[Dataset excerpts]
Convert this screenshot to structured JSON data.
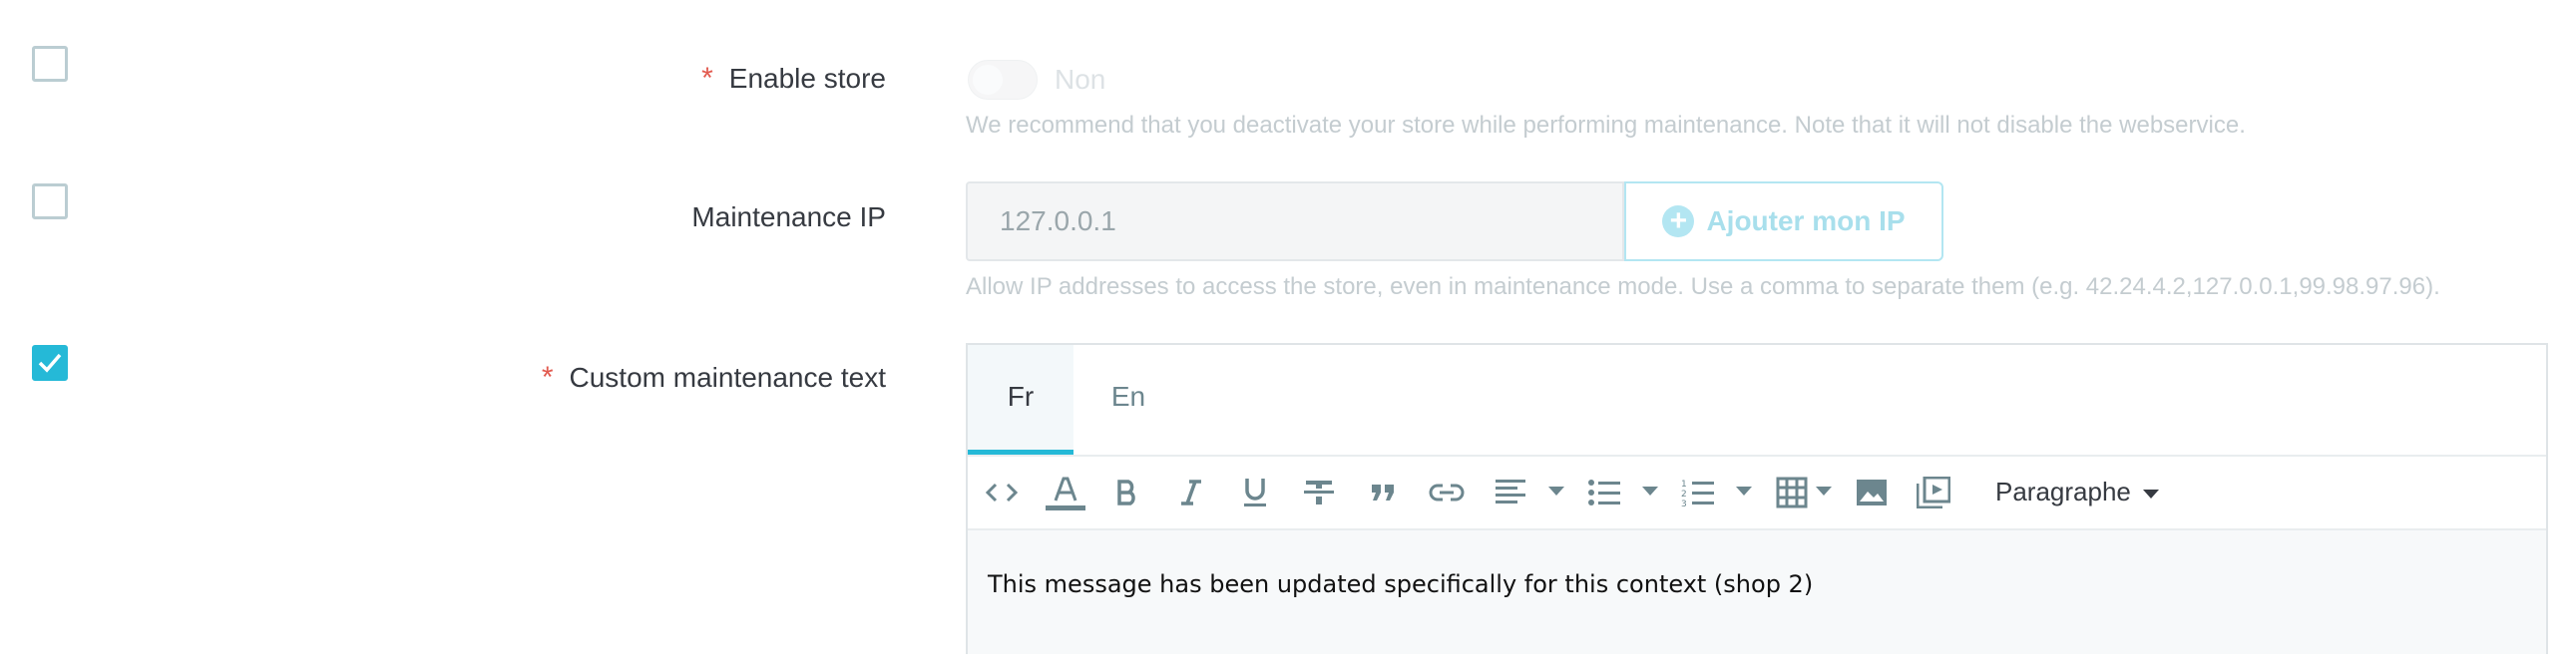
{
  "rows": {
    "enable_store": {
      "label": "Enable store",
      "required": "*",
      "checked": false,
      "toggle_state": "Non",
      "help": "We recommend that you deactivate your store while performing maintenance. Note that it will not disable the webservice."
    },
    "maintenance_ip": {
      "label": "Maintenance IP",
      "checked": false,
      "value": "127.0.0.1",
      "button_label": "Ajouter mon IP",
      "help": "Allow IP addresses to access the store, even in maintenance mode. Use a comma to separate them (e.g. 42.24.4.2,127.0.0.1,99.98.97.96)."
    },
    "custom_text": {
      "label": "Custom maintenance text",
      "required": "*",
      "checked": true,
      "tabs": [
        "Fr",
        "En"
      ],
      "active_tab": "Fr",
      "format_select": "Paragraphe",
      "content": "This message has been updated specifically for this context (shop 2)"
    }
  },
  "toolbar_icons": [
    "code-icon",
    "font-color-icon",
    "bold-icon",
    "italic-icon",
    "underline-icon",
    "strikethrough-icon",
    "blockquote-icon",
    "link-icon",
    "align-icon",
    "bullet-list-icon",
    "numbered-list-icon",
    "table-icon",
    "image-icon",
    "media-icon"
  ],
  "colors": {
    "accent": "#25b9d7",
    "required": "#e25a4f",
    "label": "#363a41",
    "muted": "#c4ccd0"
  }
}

==

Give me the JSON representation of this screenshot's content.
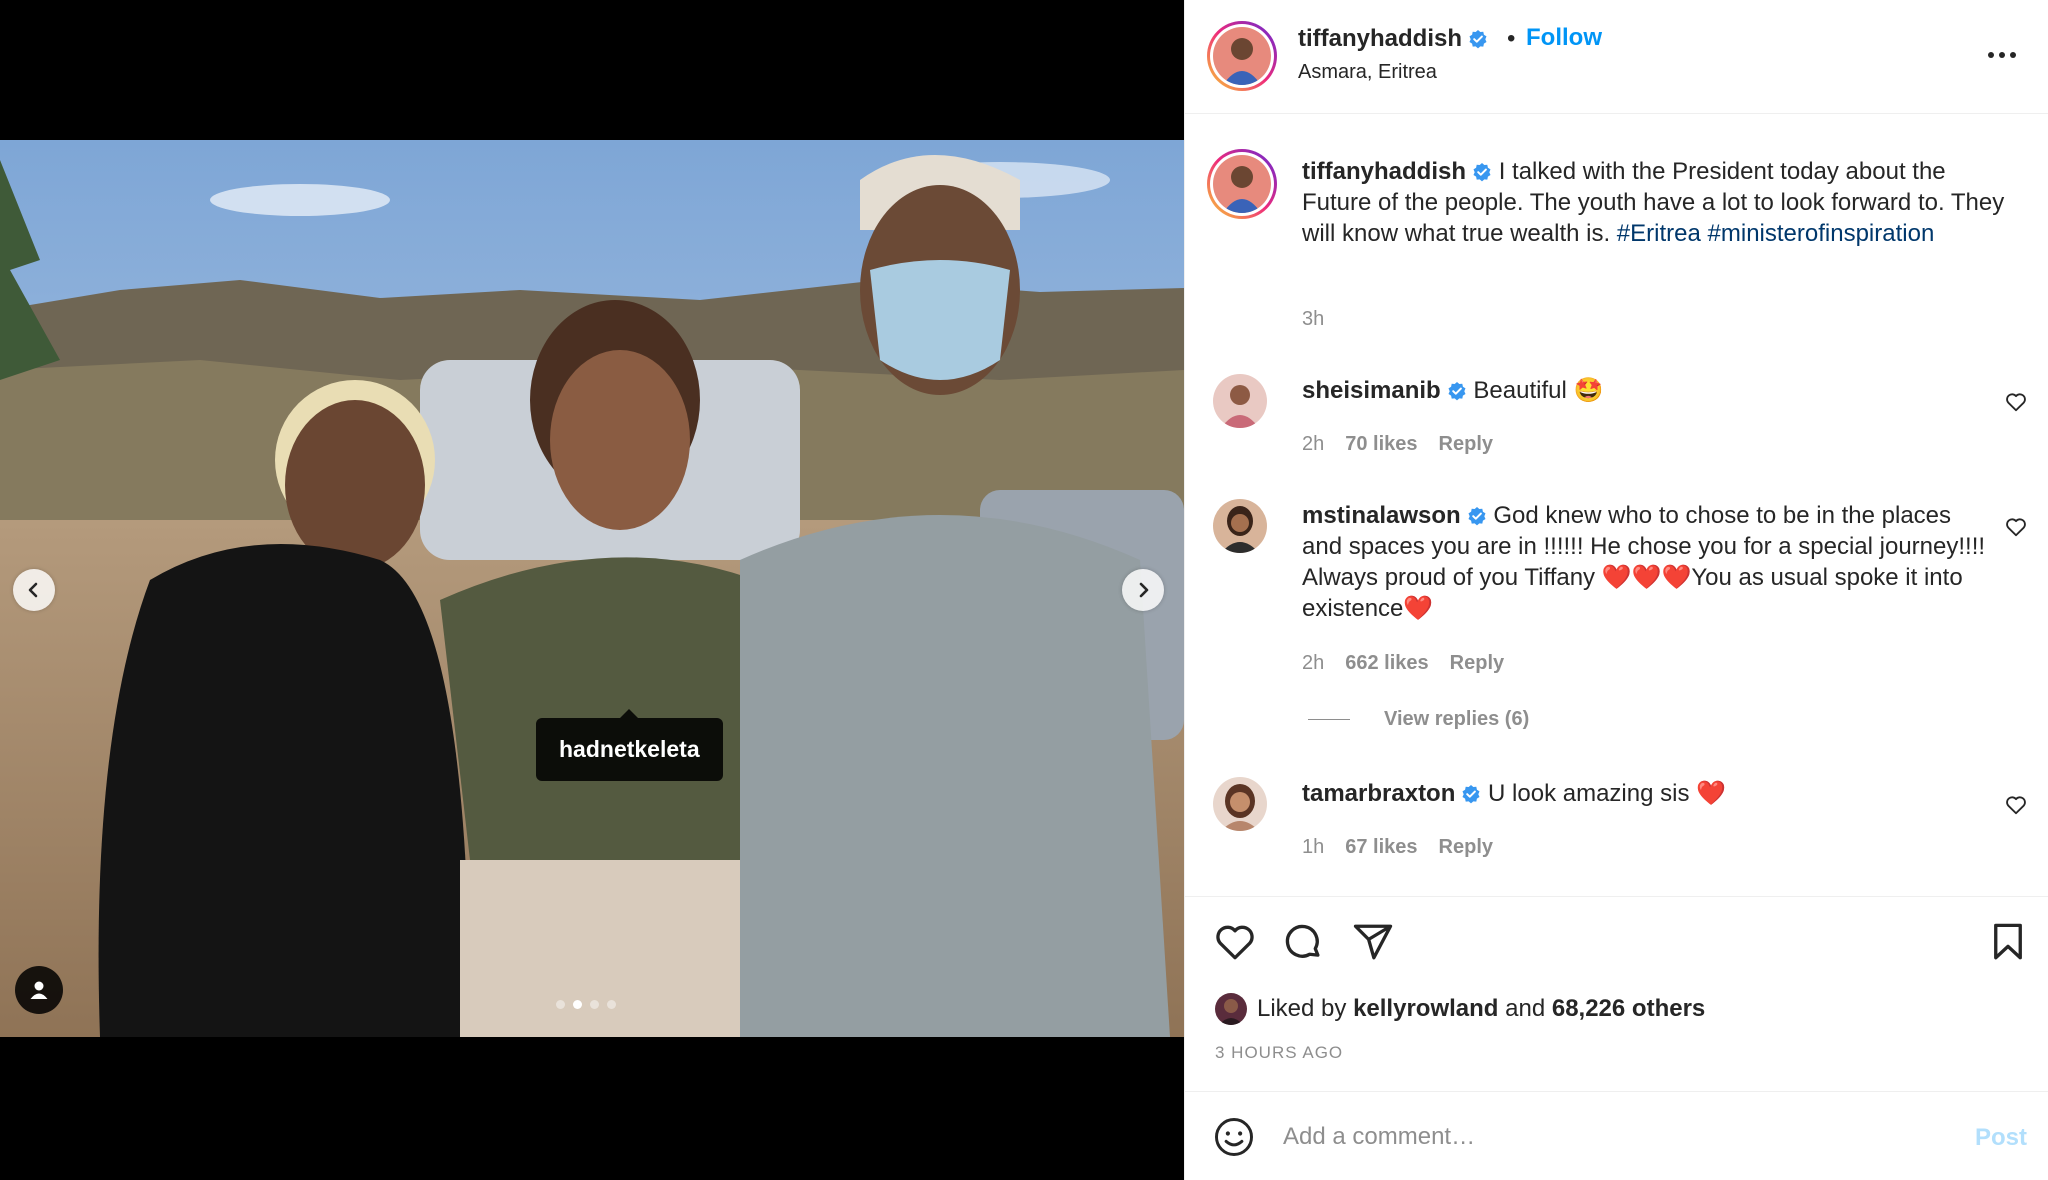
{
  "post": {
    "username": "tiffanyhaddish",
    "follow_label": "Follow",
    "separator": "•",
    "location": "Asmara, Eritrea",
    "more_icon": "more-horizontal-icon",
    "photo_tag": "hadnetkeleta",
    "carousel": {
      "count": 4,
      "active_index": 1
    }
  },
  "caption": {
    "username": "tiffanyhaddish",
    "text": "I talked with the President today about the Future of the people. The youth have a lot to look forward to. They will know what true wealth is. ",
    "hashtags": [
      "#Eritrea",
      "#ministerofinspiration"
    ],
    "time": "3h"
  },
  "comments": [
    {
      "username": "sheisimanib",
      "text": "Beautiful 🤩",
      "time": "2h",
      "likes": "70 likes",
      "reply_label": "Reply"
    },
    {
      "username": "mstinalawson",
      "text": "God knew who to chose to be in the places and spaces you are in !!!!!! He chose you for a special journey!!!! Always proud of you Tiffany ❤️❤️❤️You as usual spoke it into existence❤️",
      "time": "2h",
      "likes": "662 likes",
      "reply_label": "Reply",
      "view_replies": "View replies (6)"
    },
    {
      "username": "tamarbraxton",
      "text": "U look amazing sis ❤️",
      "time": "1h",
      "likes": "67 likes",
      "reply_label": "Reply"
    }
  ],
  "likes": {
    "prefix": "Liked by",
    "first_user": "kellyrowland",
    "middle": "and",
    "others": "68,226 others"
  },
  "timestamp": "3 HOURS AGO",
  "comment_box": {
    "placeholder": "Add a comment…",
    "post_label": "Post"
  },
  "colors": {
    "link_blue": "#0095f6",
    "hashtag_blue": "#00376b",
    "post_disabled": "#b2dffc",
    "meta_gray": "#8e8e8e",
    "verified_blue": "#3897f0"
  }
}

...

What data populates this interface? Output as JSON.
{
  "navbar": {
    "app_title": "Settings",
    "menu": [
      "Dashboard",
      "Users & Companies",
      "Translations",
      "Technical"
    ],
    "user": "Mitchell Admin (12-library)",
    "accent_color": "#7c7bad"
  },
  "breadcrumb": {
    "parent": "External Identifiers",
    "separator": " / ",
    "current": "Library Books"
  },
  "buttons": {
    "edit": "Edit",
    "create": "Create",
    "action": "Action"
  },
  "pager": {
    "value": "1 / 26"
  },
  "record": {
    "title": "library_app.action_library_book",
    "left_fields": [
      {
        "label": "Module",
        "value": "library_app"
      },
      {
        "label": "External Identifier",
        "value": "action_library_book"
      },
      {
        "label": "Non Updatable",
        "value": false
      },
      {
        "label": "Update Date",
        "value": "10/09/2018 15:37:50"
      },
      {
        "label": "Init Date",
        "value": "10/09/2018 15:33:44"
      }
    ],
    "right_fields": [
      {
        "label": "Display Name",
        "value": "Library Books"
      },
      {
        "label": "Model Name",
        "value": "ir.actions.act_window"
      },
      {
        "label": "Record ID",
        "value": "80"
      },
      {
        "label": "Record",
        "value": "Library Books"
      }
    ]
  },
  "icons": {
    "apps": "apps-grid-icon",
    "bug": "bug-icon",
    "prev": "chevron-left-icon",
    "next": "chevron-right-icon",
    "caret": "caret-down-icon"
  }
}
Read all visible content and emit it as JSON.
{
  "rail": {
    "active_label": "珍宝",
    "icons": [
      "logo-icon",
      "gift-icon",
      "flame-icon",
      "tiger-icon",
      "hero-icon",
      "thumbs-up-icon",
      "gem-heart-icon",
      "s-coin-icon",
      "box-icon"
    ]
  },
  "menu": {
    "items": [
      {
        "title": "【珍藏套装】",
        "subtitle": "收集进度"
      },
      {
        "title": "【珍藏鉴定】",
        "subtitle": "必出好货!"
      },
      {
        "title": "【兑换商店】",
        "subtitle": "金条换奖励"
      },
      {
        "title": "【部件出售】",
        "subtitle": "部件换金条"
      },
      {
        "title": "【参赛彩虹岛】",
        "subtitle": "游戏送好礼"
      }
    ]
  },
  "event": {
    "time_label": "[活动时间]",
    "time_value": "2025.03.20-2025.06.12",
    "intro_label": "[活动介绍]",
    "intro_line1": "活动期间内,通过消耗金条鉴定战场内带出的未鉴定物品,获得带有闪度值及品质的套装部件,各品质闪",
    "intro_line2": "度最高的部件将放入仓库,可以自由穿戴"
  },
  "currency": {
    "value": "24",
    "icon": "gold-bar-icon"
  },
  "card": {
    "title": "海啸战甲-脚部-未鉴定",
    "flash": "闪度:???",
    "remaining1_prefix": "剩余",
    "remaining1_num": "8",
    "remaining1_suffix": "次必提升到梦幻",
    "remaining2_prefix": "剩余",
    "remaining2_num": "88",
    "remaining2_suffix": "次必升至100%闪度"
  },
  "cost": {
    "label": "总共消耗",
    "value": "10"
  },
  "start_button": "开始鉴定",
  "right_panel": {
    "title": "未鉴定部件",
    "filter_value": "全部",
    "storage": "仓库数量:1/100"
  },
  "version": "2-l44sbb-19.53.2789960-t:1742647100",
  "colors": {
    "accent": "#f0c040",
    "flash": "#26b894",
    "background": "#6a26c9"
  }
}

* Your objective
Find every line with the word "chevron" and state how many there are, with no other words.

* Solved problem
2